Figure content listings
*** Begin section ***
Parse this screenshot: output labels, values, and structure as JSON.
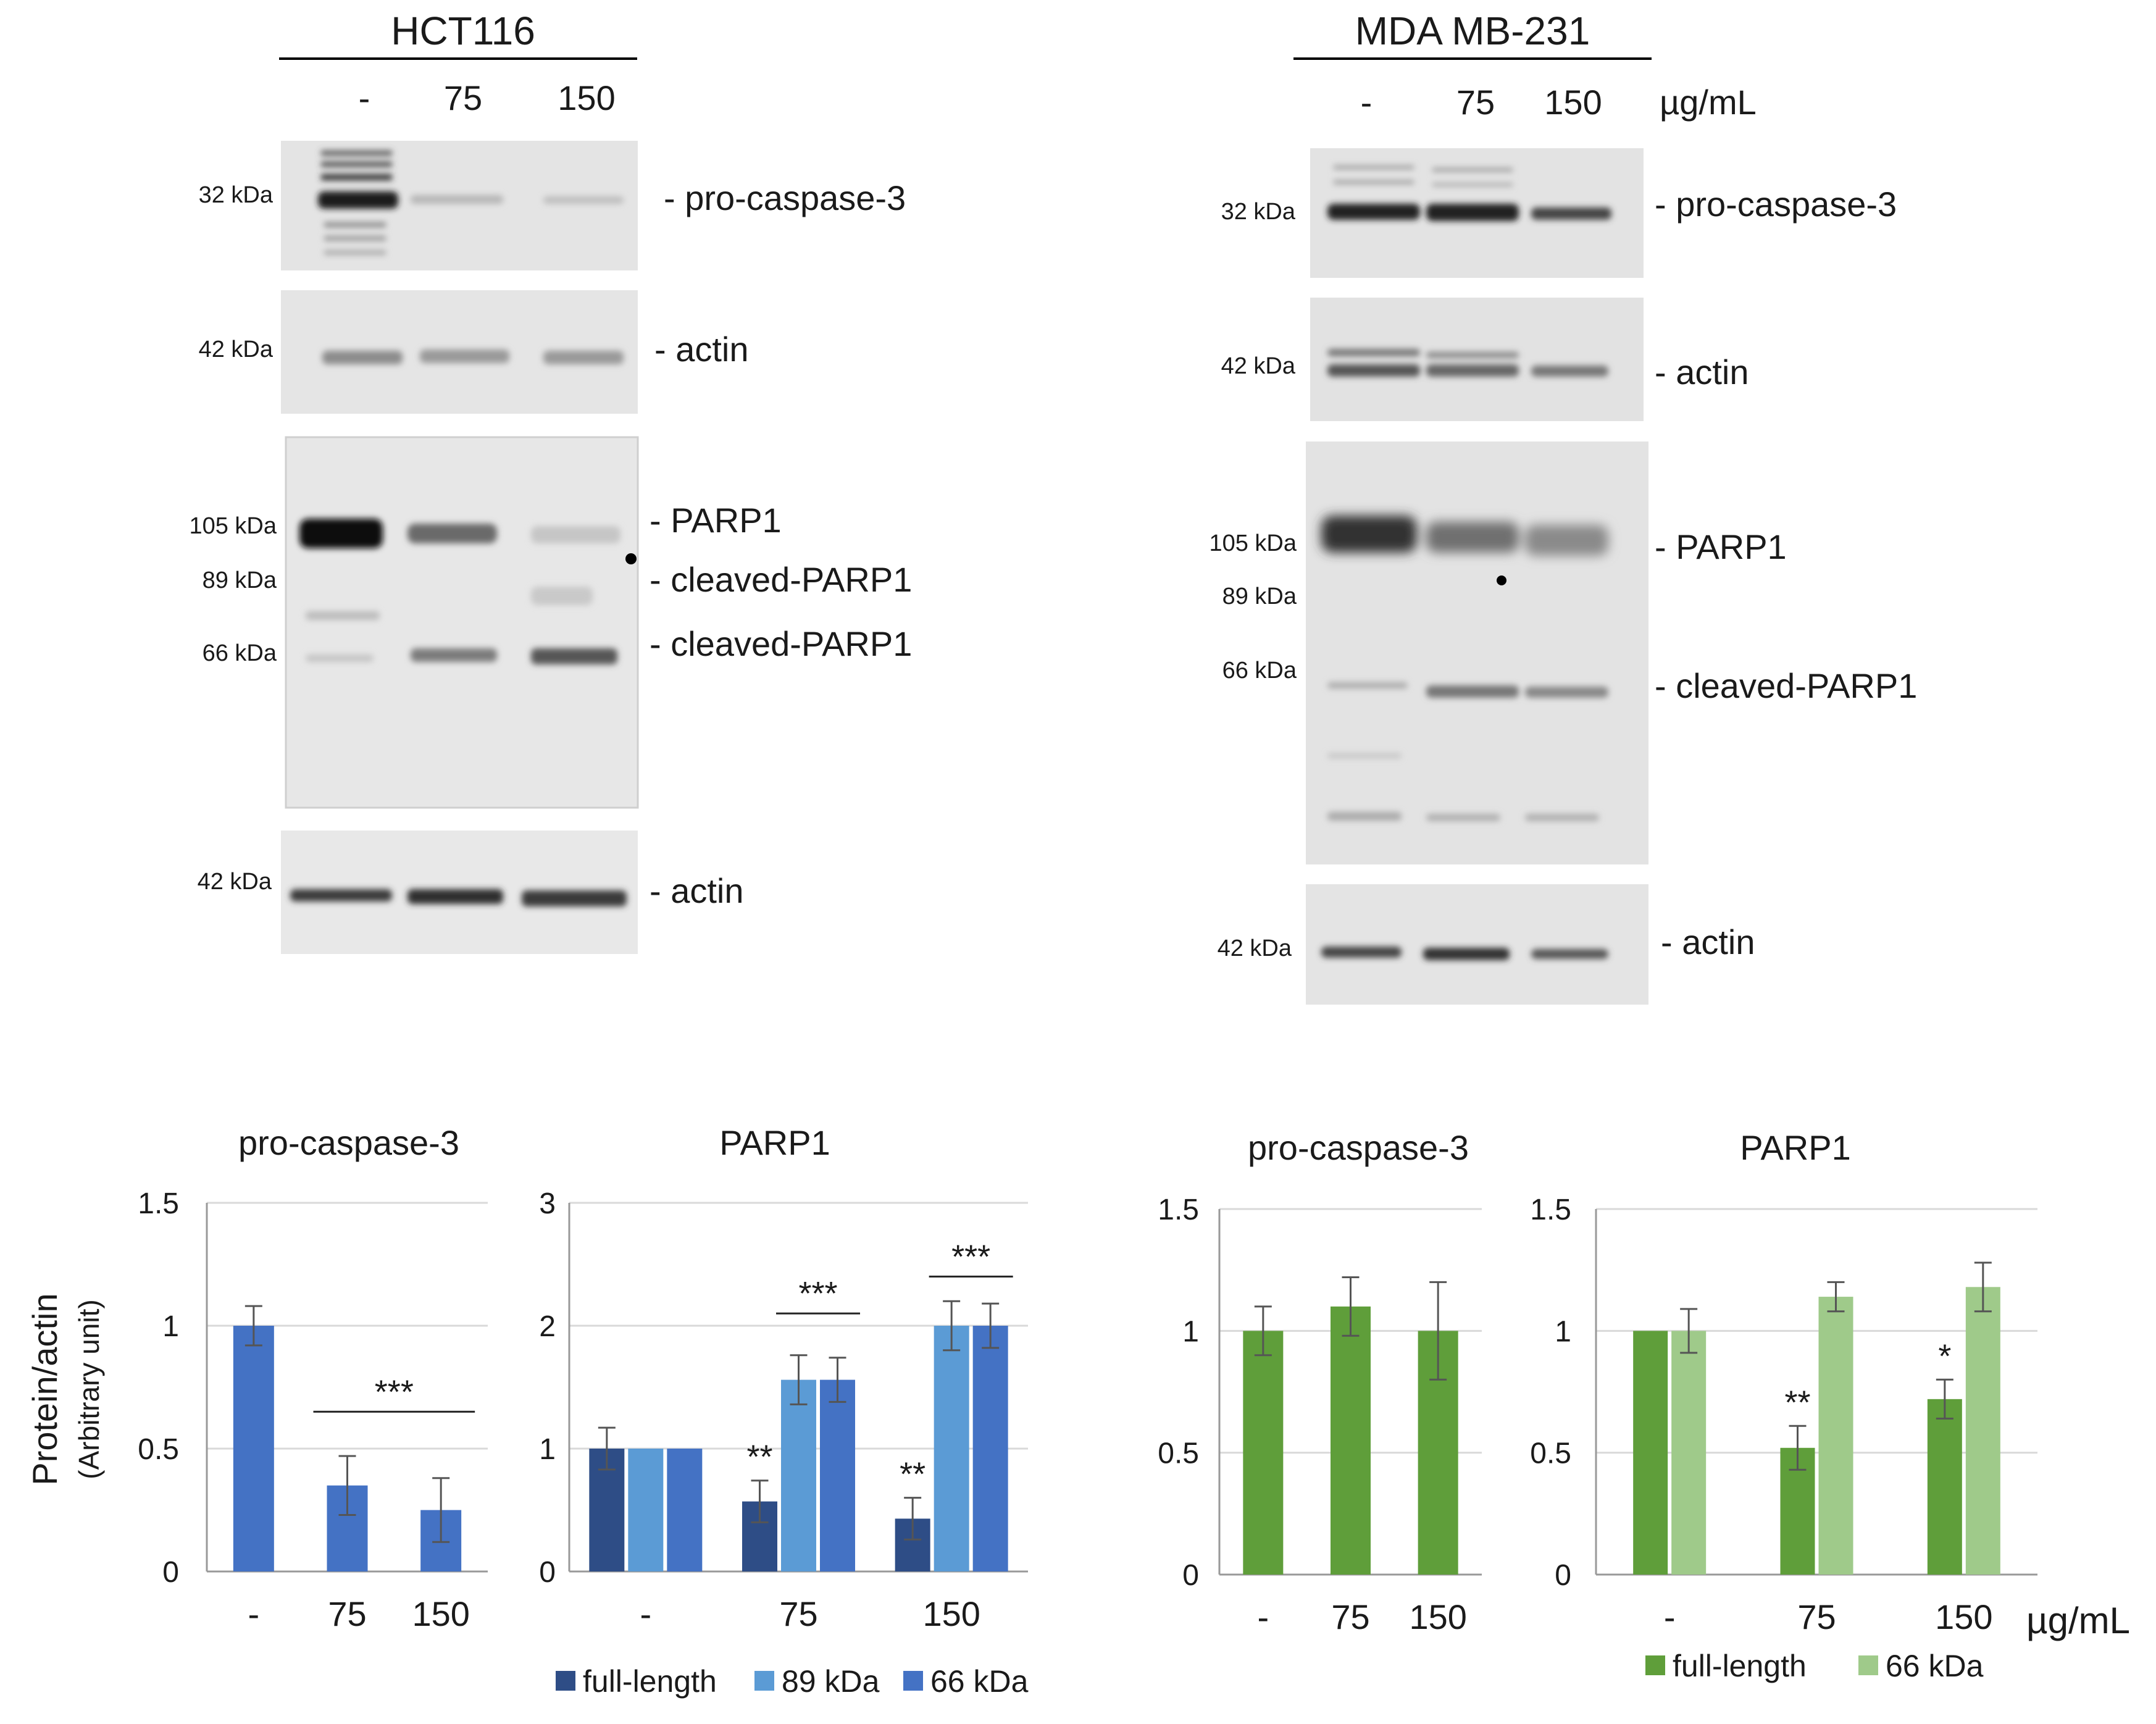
{
  "blots": {
    "hct116": {
      "title": "HCT116",
      "lanes": [
        "-",
        "75",
        "150"
      ],
      "unit": "",
      "markers": {
        "m32": "32 kDa",
        "m42a": "42 kDa",
        "m105": "105 kDa",
        "m89": "89 kDa",
        "m66": "66 kDa",
        "m42b": "42 kDa"
      },
      "labels": {
        "procasp": "- pro-caspase-3",
        "actin1": "- actin",
        "parp1": "- PARP1",
        "cleaved89": "- cleaved-PARP1",
        "cleaved66": "- cleaved-PARP1",
        "actin2": "- actin"
      }
    },
    "mda": {
      "title": "MDA MB-231",
      "lanes": [
        "-",
        "75",
        "150"
      ],
      "unit": "µg/mL",
      "markers": {
        "m32": "32 kDa",
        "m42a": "42 kDa",
        "m105": "105 kDa",
        "m89": "89 kDa",
        "m66": "66 kDa",
        "m42b": "42 kDa"
      },
      "labels": {
        "procasp": "- pro-caspase-3",
        "actin1": "- actin",
        "parp1": "- PARP1",
        "cleaved66": "- cleaved-PARP1",
        "actin2": "- actin"
      }
    }
  },
  "shared_ylabel": [
    "Protein/actin",
    "(Arbitrary unit)"
  ],
  "x_unit": "µg/mL",
  "colors": {
    "blue_dark": "#2e4d86",
    "blue_light": "#5b9bd5",
    "blue_mid": "#4472c4",
    "green": "#5f9e3a",
    "green_light": "#9fca8a",
    "axis": "#999999",
    "grid": "#d9d9d9",
    "error": "#555555"
  },
  "chart_data": [
    {
      "id": "hct_procasp",
      "type": "bar",
      "title": "pro-caspase-3",
      "categories": [
        "-",
        "75",
        "150"
      ],
      "ylim": [
        0,
        1.5
      ],
      "yticks": [
        "0",
        "0.5",
        "1",
        "1.5"
      ],
      "series": [
        {
          "values": [
            1.0,
            0.35,
            0.25
          ],
          "errors": [
            0.08,
            0.12,
            0.13
          ],
          "color": "#4472c4"
        }
      ],
      "annotations": [
        {
          "text": "***",
          "from": 1,
          "to": 2,
          "y": 0.65
        }
      ]
    },
    {
      "id": "hct_parp1",
      "type": "bar",
      "title": "PARP1",
      "categories": [
        "-",
        "75",
        "150"
      ],
      "ylim": [
        0,
        3
      ],
      "yticks": [
        "0",
        "1",
        "2",
        "3"
      ],
      "legend": [
        "full-length",
        "89 kDa",
        "66 kDa"
      ],
      "series": [
        {
          "name": "full-length",
          "values": [
            1.0,
            0.57,
            0.43
          ],
          "errors": [
            0.17,
            0.17,
            0.17
          ],
          "color": "#2e4d86",
          "stars": [
            "",
            "**",
            "**"
          ]
        },
        {
          "name": "89 kDa",
          "values": [
            1.0,
            1.56,
            2.0
          ],
          "errors": [
            0.0,
            0.2,
            0.2
          ],
          "color": "#5b9bd5"
        },
        {
          "name": "66 kDa",
          "values": [
            1.0,
            1.56,
            2.0
          ],
          "errors": [
            0.0,
            0.18,
            0.18
          ],
          "color": "#4472c4"
        }
      ],
      "annotations": [
        {
          "text": "***",
          "group": 1,
          "y": 2.1
        },
        {
          "text": "***",
          "group": 2,
          "y": 2.4
        }
      ]
    },
    {
      "id": "mda_procasp",
      "type": "bar",
      "title": "pro-caspase-3",
      "categories": [
        "-",
        "75",
        "150"
      ],
      "ylim": [
        0,
        1.5
      ],
      "yticks": [
        "0",
        "0.5",
        "1",
        "1.5"
      ],
      "series": [
        {
          "values": [
            1.0,
            1.1,
            1.0
          ],
          "errors": [
            0.1,
            0.12,
            0.2
          ],
          "color": "#5f9e3a"
        }
      ]
    },
    {
      "id": "mda_parp1",
      "type": "bar",
      "title": "PARP1",
      "categories": [
        "-",
        "75",
        "150"
      ],
      "ylim": [
        0,
        1.5
      ],
      "yticks": [
        "0",
        "0.5",
        "1",
        "1.5"
      ],
      "legend": [
        "full-length",
        "66 kDa"
      ],
      "series": [
        {
          "name": "full-length",
          "values": [
            1.0,
            0.52,
            0.72
          ],
          "errors": [
            0.0,
            0.09,
            0.08
          ],
          "color": "#5f9e3a",
          "stars": [
            "",
            "**",
            "*"
          ]
        },
        {
          "name": "66 kDa",
          "values": [
            1.0,
            1.14,
            1.18
          ],
          "errors": [
            0.09,
            0.06,
            0.1
          ],
          "color": "#9fca8a"
        }
      ]
    }
  ]
}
*** End section ***
» **TASK TO CARRY OUT**: Every line above has to be output exactly; the pictures must be dropped.

» **RESULT OF THIS EXERCISE**:
Parse this screenshot: output labels, values, and structure as JSON.
{
  "blots": {
    "hct116": {
      "title": "HCT116",
      "lanes": [
        "-",
        "75",
        "150"
      ],
      "unit": "",
      "markers": {
        "m32": "32 kDa",
        "m42a": "42 kDa",
        "m105": "105 kDa",
        "m89": "89 kDa",
        "m66": "66 kDa",
        "m42b": "42 kDa"
      },
      "labels": {
        "procasp": "- pro-caspase-3",
        "actin1": "- actin",
        "parp1": "- PARP1",
        "cleaved89": "- cleaved-PARP1",
        "cleaved66": "- cleaved-PARP1",
        "actin2": "- actin"
      }
    },
    "mda": {
      "title": "MDA MB-231",
      "lanes": [
        "-",
        "75",
        "150"
      ],
      "unit": "µg/mL",
      "markers": {
        "m32": "32 kDa",
        "m42a": "42 kDa",
        "m105": "105 kDa",
        "m89": "89 kDa",
        "m66": "66 kDa",
        "m42b": "42 kDa"
      },
      "labels": {
        "procasp": "- pro-caspase-3",
        "actin1": "- actin",
        "parp1": "- PARP1",
        "cleaved66": "- cleaved-PARP1",
        "actin2": "- actin"
      }
    }
  },
  "shared_ylabel": [
    "Protein/actin",
    "(Arbitrary unit)"
  ],
  "x_unit": "µg/mL",
  "colors": {
    "blue_dark": "#2e4d86",
    "blue_light": "#5b9bd5",
    "blue_mid": "#4472c4",
    "green": "#5f9e3a",
    "green_light": "#9fca8a",
    "axis": "#999999",
    "grid": "#d9d9d9",
    "error": "#555555"
  },
  "chart_data": [
    {
      "id": "hct_procasp",
      "type": "bar",
      "title": "pro-caspase-3",
      "categories": [
        "-",
        "75",
        "150"
      ],
      "ylim": [
        0,
        1.5
      ],
      "yticks": [
        "0",
        "0.5",
        "1",
        "1.5"
      ],
      "series": [
        {
          "values": [
            1.0,
            0.35,
            0.25
          ],
          "errors": [
            0.08,
            0.12,
            0.13
          ],
          "color": "#4472c4"
        }
      ],
      "annotations": [
        {
          "text": "***",
          "from": 1,
          "to": 2,
          "y": 0.65
        }
      ]
    },
    {
      "id": "hct_parp1",
      "type": "bar",
      "title": "PARP1",
      "categories": [
        "-",
        "75",
        "150"
      ],
      "ylim": [
        0,
        3
      ],
      "yticks": [
        "0",
        "1",
        "2",
        "3"
      ],
      "legend": [
        "full-length",
        "89 kDa",
        "66 kDa"
      ],
      "series": [
        {
          "name": "full-length",
          "values": [
            1.0,
            0.57,
            0.43
          ],
          "errors": [
            0.17,
            0.17,
            0.17
          ],
          "color": "#2e4d86",
          "stars": [
            "",
            "**",
            "**"
          ]
        },
        {
          "name": "89 kDa",
          "values": [
            1.0,
            1.56,
            2.0
          ],
          "errors": [
            0.0,
            0.2,
            0.2
          ],
          "color": "#5b9bd5"
        },
        {
          "name": "66 kDa",
          "values": [
            1.0,
            1.56,
            2.0
          ],
          "errors": [
            0.0,
            0.18,
            0.18
          ],
          "color": "#4472c4"
        }
      ],
      "annotations": [
        {
          "text": "***",
          "group": 1,
          "y": 2.1
        },
        {
          "text": "***",
          "group": 2,
          "y": 2.4
        }
      ]
    },
    {
      "id": "mda_procasp",
      "type": "bar",
      "title": "pro-caspase-3",
      "categories": [
        "-",
        "75",
        "150"
      ],
      "ylim": [
        0,
        1.5
      ],
      "yticks": [
        "0",
        "0.5",
        "1",
        "1.5"
      ],
      "series": [
        {
          "values": [
            1.0,
            1.1,
            1.0
          ],
          "errors": [
            0.1,
            0.12,
            0.2
          ],
          "color": "#5f9e3a"
        }
      ]
    },
    {
      "id": "mda_parp1",
      "type": "bar",
      "title": "PARP1",
      "categories": [
        "-",
        "75",
        "150"
      ],
      "ylim": [
        0,
        1.5
      ],
      "yticks": [
        "0",
        "0.5",
        "1",
        "1.5"
      ],
      "legend": [
        "full-length",
        "66 kDa"
      ],
      "series": [
        {
          "name": "full-length",
          "values": [
            1.0,
            0.52,
            0.72
          ],
          "errors": [
            0.0,
            0.09,
            0.08
          ],
          "color": "#5f9e3a",
          "stars": [
            "",
            "**",
            "*"
          ]
        },
        {
          "name": "66 kDa",
          "values": [
            1.0,
            1.14,
            1.18
          ],
          "errors": [
            0.09,
            0.06,
            0.1
          ],
          "color": "#9fca8a"
        }
      ]
    }
  ]
}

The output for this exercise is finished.